> **Dataset content**
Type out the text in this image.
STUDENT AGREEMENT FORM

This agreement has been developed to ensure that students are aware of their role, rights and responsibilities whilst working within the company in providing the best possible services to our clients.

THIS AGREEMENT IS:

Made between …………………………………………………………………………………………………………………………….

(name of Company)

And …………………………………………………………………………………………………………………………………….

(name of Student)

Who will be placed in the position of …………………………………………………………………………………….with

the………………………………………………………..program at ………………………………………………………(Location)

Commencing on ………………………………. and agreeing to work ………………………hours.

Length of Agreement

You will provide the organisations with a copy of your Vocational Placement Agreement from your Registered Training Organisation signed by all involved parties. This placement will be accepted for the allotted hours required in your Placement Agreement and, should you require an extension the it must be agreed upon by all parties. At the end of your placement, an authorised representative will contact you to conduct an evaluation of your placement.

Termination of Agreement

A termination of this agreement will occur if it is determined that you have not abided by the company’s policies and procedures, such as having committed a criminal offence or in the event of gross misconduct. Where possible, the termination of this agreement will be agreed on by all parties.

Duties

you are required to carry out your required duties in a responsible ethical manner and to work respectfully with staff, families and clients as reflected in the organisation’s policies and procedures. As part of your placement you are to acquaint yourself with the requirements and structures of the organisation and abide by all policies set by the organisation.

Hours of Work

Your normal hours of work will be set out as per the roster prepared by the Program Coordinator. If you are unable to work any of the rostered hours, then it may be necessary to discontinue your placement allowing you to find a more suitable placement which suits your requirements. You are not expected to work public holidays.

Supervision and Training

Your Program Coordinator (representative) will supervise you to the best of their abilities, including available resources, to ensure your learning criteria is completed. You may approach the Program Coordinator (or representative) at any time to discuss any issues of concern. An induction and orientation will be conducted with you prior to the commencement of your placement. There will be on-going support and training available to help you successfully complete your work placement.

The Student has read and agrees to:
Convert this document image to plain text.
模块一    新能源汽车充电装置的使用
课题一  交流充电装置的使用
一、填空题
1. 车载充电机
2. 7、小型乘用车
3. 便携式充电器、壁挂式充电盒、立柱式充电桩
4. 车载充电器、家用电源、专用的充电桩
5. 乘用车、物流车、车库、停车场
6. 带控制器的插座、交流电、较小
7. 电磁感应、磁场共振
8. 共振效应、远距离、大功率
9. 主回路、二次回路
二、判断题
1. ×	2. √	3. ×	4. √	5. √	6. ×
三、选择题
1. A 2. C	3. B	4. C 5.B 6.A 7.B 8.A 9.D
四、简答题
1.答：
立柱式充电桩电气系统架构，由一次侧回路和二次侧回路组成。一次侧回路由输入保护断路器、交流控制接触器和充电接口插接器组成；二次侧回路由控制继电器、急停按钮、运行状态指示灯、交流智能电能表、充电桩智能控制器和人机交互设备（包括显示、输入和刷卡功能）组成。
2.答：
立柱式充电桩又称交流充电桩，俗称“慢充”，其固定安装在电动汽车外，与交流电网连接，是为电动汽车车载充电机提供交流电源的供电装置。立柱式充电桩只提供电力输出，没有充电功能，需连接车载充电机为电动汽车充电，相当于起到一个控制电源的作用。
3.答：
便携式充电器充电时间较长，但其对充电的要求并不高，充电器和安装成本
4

> **Exercise objective**
Reproduce each entry above exactly, keeping every word.

> **Exercise result**
Type out the text in this image.
STUDENT AGREEMENT FORM

This agreement has been developed to ensure that students are aware of their role, rights and responsibilities whilst working within the company in providing the best possible services to our clients.

THIS AGREEMENT IS:

Made between …………………………………………………………………………………………………………………………….

(name of Company)

And …………………………………………………………………………………………………………………………………….

(name of Student)

Who will be placed in the position of …………………………………………………………………………………….with

the………………………………………………………..program at ………………………………………………………(Location)

Commencing on ………………………………. and agreeing to work ………………………hours.

Length of Agreement

You will provide the organisations with a copy of your Vocational Placement Agreement from your Registered Training Organisation signed by all involved parties. This placement will be accepted for the allotted hours required in your Placement Agreement and, should you require an extension the it must be agreed upon by all parties. At the end of your placement, an authorised representative will contact you to conduct an evaluation of your placement.

Termination of Agreement

A termination of this agreement will occur if it is determined that you have not abided by the company’s policies and procedures, such as having committed a criminal offence or in the event of gross misconduct. Where possible, the termination of this agreement will be agreed on by all parties.

Duties

you are required to carry out your required duties in a responsible ethical manner and to work respectfully with staff, families and clients as reflected in the organisation’s policies and procedures. As part of your placement you are to acquaint yourself with the requirements and structures of the organisation and abide by all policies set by the organisation.

Hours of Work

Your normal hours of work will be set out as per the roster prepared by the Program Coordinator. If you are unable to work any of the rostered hours, then it may be necessary to discontinue your placement allowing you to find a more suitable placement which suits your requirements. You are not expected to work public holidays.

Supervision and Training

Your Program Coordinator (representative) will supervise you to the best of their abilities, including available resources, to ensure your learning criteria is completed. You may approach the Program Coordinator (or representative) at any time to discuss any issues of concern. An induction and orientation will be conducted with you prior to the commencement of your placement. There will be on-going support and training available to help you successfully complete your work placement.

The Student has read and agrees to:
Convert this document image to plain text.
模块一    新能源汽车充电装置的使用
课题一  交流充电装置的使用
一、填空题
1. 车载充电机
2. 7、小型乘用车
3. 便携式充电器、壁挂式充电盒、立柱式充电桩
4. 车载充电器、家用电源、专用的充电桩
5. 乘用车、物流车、车库、停车场
6. 带控制器的插座、交流电、较小
7. 电磁感应、磁场共振
8. 共振效应、远距离、大功率
9. 主回路、二次回路
二、判断题
1. ×	2. √	3. ×	4. √	5. √	6. ×
三、选择题
1. A 2. C	3. B	4. C 5.B 6.A 7.B 8.A 9.D
四、简答题
1.答：
立柱式充电桩电气系统架构，由一次侧回路和二次侧回路组成。一次侧回路由输入保护断路器、交流控制接触器和充电接口插接器组成；二次侧回路由控制继电器、急停按钮、运行状态指示灯、交流智能电能表、充电桩智能控制器和人机交互设备（包括显示、输入和刷卡功能）组成。
2.答：
立柱式充电桩又称交流充电桩，俗称“慢充”，其固定安装在电动汽车外，与交流电网连接，是为电动汽车车载充电机提供交流电源的供电装置。立柱式充电桩只提供电力输出，没有充电功能，需连接车载充电机为电动汽车充电，相当于起到一个控制电源的作用。
3.答：
便携式充电器充电时间较长，但其对充电的要求并不高，充电器和安装成本
4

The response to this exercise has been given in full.